*** MATERIAL PROVIDED
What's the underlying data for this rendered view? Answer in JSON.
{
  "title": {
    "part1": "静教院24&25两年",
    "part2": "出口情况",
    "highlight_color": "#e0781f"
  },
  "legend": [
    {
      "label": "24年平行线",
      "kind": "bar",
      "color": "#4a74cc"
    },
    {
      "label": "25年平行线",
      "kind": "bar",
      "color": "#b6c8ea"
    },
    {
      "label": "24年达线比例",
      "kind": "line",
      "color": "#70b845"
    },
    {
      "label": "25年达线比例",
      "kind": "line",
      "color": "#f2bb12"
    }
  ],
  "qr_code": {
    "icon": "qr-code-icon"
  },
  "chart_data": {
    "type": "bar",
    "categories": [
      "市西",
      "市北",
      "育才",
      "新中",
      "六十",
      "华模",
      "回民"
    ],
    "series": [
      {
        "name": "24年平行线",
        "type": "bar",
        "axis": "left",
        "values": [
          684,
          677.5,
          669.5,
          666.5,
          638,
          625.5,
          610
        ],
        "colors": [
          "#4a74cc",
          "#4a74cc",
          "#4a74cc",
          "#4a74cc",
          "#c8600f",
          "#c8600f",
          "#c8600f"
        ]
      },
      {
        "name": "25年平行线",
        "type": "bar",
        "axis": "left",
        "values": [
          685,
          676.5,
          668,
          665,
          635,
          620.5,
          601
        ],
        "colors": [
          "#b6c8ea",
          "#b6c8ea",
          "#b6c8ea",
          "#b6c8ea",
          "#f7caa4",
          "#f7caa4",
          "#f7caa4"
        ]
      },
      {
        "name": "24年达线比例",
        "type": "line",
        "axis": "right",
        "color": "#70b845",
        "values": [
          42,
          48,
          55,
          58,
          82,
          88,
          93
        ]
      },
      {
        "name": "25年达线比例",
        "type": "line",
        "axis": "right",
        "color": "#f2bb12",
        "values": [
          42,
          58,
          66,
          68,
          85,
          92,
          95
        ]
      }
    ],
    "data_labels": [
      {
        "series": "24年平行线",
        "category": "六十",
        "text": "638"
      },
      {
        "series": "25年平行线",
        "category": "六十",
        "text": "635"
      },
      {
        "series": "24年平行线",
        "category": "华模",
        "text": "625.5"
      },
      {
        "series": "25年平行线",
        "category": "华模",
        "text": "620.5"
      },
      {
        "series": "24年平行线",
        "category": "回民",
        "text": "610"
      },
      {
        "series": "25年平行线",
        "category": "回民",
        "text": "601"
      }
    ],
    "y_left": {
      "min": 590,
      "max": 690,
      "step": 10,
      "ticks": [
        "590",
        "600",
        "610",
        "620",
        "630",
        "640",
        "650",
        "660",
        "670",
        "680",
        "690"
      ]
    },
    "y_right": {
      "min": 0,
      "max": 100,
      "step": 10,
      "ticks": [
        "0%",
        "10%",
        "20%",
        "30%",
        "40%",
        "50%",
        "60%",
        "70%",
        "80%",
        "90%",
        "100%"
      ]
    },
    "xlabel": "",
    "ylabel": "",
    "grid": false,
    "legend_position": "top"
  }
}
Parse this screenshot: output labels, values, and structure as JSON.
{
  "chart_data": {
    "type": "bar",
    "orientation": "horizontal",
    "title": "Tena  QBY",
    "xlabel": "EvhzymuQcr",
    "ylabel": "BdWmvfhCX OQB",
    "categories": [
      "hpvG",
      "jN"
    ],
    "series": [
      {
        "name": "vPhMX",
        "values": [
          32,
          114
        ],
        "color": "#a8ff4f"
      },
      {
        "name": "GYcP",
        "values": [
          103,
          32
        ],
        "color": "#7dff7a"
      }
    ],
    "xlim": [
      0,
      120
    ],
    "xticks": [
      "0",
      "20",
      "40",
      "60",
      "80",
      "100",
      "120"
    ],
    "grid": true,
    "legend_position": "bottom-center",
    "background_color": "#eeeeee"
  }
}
******
### JOB:
Every line in the data that holds "JSON" should be copied out.

### COMPLETE OUTPUT:
What's the underlying data for this rendered view? Answer in JSON.
Parse this screenshot: output labels, values, and structure as JSON.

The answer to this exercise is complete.